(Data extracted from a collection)
#####

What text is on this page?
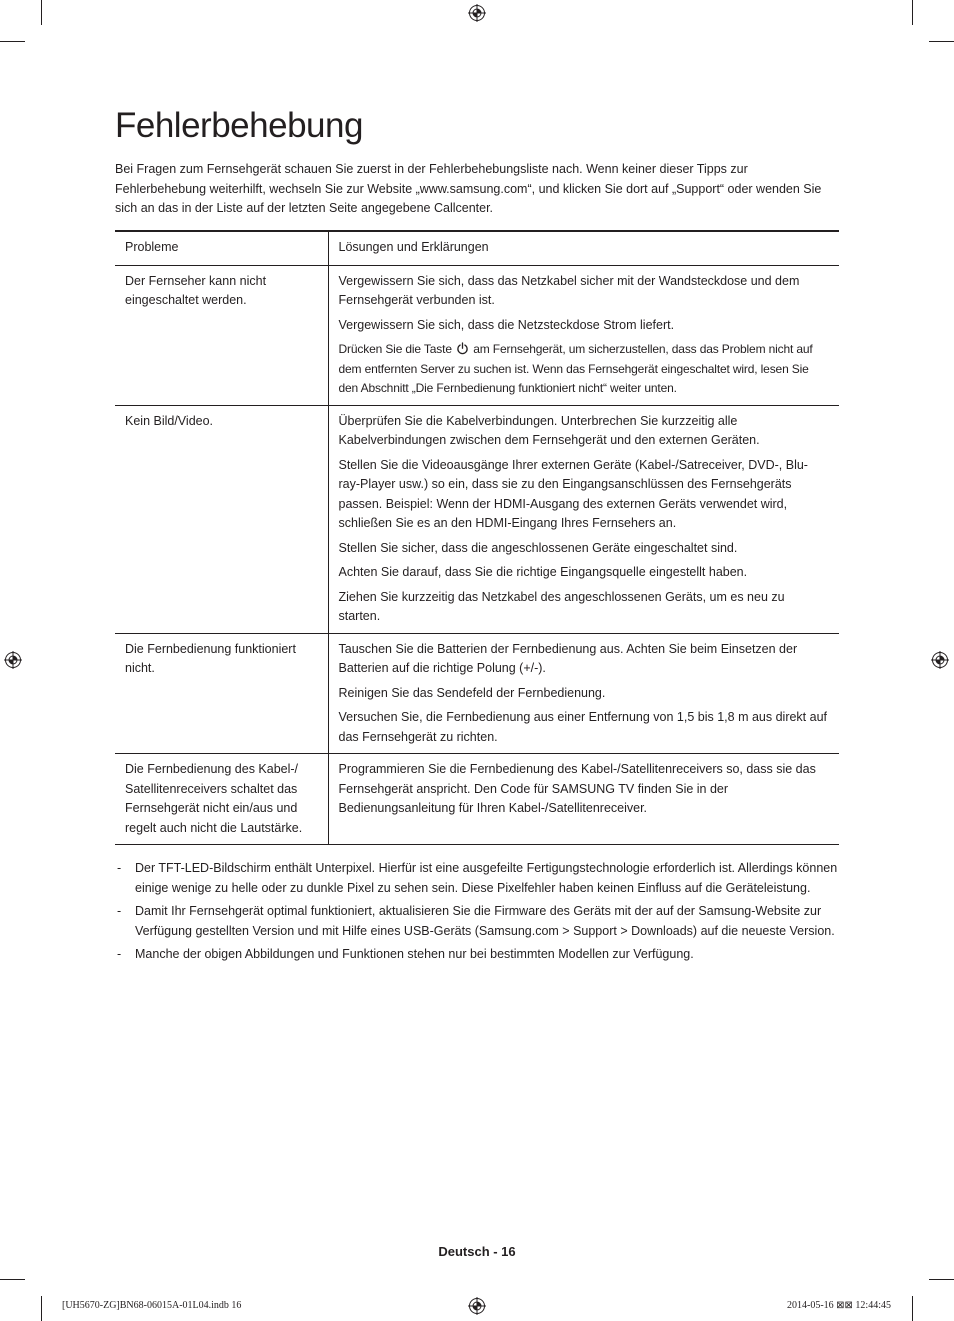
Fehlerbehebung

Bei Fragen zum Fernsehgerät schauen Sie zuerst in der Fehlerbehebungsliste nach. Wenn keiner dieser Tipps zur Fehlerbehebung weiterhilft, wechseln Sie zur Website „www.samsung.com“, und klicken Sie dort auf „Support“ oder wenden Sie sich an das in der Liste auf der letzten Seite angegebene Callcenter.

Probleme	Lösungen und Erklärungen
Der Fernseher kann nicht eingeschaltet werden.	Vergewissern Sie sich, dass das Netzkabel sicher mit der Wandsteckdose und dem Fernsehgerät verbunden ist.

Vergewissern Sie sich, dass die Netzsteckdose Strom liefert.

Drücken Sie die Taste am Fernsehgerät, um sicherzustellen, dass das Problem nicht auf dem entfernten Server zu suchen ist. Wenn das Fernsehgerät eingeschaltet wird, lesen Sie den Abschnitt „Die Fernbedienung funktioniert nicht“ weiter unten.

Kein Bild/Video.	Überprüfen Sie die Kabelverbindungen. Unterbrechen Sie kurzzeitig alle Kabelverbindungen zwischen dem Fernsehgerät und den externen Geräten.

Stellen Sie die Videoausgänge Ihrer externen Geräte (Kabel-/Satreceiver, DVD-, Blu-ray-Player usw.) so ein, dass sie zu den Eingangsanschlüssen des Fernsehgeräts passen. Beispiel: Wenn der HDMI-Ausgang des externen Geräts verwendet wird, schließen Sie es an den HDMI-Eingang Ihres Fernsehers an.

Stellen Sie sicher, dass die angeschlossenen Geräte eingeschaltet sind.

Achten Sie darauf, dass Sie die richtige Eingangsquelle eingestellt haben.

Ziehen Sie kurzzeitig das Netzkabel des angeschlossenen Geräts, um es neu zu starten.

Die Fernbedienung funktioniert nicht.	Tauschen Sie die Batterien der Fernbedienung aus. Achten Sie beim Einsetzen der Batterien auf die richtige Polung (+/-).

Reinigen Sie das Sendefeld der Fernbedienung.

Versuchen Sie, die Fernbedienung aus einer Entfernung von 1,5 bis 1,8 m aus direkt auf das Fernsehgerät zu richten.

Die Fernbedienung des Kabel-/ Satellitenreceivers schaltet das Fernsehgerät nicht ein/aus und regelt auch nicht die Lautstärke.	Programmieren Sie die Fernbedienung des Kabel-/Satellitenreceivers so, dass sie das Fernsehgerät anspricht. Den Code für SAMSUNG TV finden Sie in der Bedienungsanleitung für Ihren Kabel-/Satellitenreceiver.

- Der TFT-LED-Bildschirm enthält Unterpixel. Hierfür ist eine ausgefeilte Fertigungstechnologie erforderlich ist. Allerdings können einige wenige zu helle oder zu dunkle Pixel zu sehen sein. Diese Pixelfehler haben keinen Einfluss auf die Geräteleistung.
- Damit Ihr Fernsehgerät optimal funktioniert, aktualisieren Sie die Firmware des Geräts mit der auf der Samsung-Website zur Verfügung gestellten Version und mit Hilfe eines USB-Geräts (Samsung.com > Support > Downloads) auf die neueste Version.
- Manche der obigen Abbildungen und Funktionen stehen nur bei bestimmten Modellen zur Verfügung.
Deutsch - 16
[UH5670-ZG]BN68-06015A-01L04.indb 16	2014-05-16 ⊠⊠ 12:44:45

#####

__What you are asked to do__
Exclude the pictures, and transcribe all of the material exactly.

__Answer for the task__
What text is on this page?
Fehlerbehebung

Bei Fragen zum Fernsehgerät schauen Sie zuerst in der Fehlerbehebungsliste nach. Wenn keiner dieser Tipps zur Fehlerbehebung weiterhilft, wechseln Sie zur Website „www.samsung.com“, und klicken Sie dort auf „Support“ oder wenden Sie sich an das in der Liste auf der letzten Seite angegebene Callcenter.

Probleme	Lösungen und Erklärungen
Der Fernseher kann nicht eingeschaltet werden.	Vergewissern Sie sich, dass das Netzkabel sicher mit der Wandsteckdose und dem Fernsehgerät verbunden ist.

Vergewissern Sie sich, dass die Netzsteckdose Strom liefert.

Drücken Sie die Taste am Fernsehgerät, um sicherzustellen, dass das Problem nicht auf dem entfernten Server zu suchen ist. Wenn das Fernsehgerät eingeschaltet wird, lesen Sie den Abschnitt „Die Fernbedienung funktioniert nicht“ weiter unten.

Kein Bild/Video.	Überprüfen Sie die Kabelverbindungen. Unterbrechen Sie kurzzeitig alle Kabelverbindungen zwischen dem Fernsehgerät und den externen Geräten.

Stellen Sie die Videoausgänge Ihrer externen Geräte (Kabel-/Satreceiver, DVD-, Blu-ray-Player usw.) so ein, dass sie zu den Eingangsanschlüssen des Fernsehgeräts passen. Beispiel: Wenn der HDMI-Ausgang des externen Geräts verwendet wird, schließen Sie es an den HDMI-Eingang Ihres Fernsehers an.

Stellen Sie sicher, dass die angeschlossenen Geräte eingeschaltet sind.

Achten Sie darauf, dass Sie die richtige Eingangsquelle eingestellt haben.

Ziehen Sie kurzzeitig das Netzkabel des angeschlossenen Geräts, um es neu zu starten.

Die Fernbedienung funktioniert nicht.	Tauschen Sie die Batterien der Fernbedienung aus. Achten Sie beim Einsetzen der Batterien auf die richtige Polung (+/-).

Reinigen Sie das Sendefeld der Fernbedienung.

Versuchen Sie, die Fernbedienung aus einer Entfernung von 1,5 bis 1,8 m aus direkt auf das Fernsehgerät zu richten.

Die Fernbedienung des Kabel-/ Satellitenreceivers schaltet das Fernsehgerät nicht ein/aus und regelt auch nicht die Lautstärke.	Programmieren Sie die Fernbedienung des Kabel-/Satellitenreceivers so, dass sie das Fernsehgerät anspricht. Den Code für SAMSUNG TV finden Sie in der Bedienungsanleitung für Ihren Kabel-/Satellitenreceiver.

- Der TFT-LED-Bildschirm enthält Unterpixel. Hierfür ist eine ausgefeilte Fertigungstechnologie erforderlich ist. Allerdings können einige wenige zu helle oder zu dunkle Pixel zu sehen sein. Diese Pixelfehler haben keinen Einfluss auf die Geräteleistung.
- Damit Ihr Fernsehgerät optimal funktioniert, aktualisieren Sie die Firmware des Geräts mit der auf der Samsung-Website zur Verfügung gestellten Version und mit Hilfe eines USB-Geräts (Samsung.com > Support > Downloads) auf die neueste Version.
- Manche der obigen Abbildungen und Funktionen stehen nur bei bestimmten Modellen zur Verfügung.
Deutsch - 16
[UH5670-ZG]BN68-06015A-01L04.indb 16	2014-05-16 ⊠⊠ 12:44:45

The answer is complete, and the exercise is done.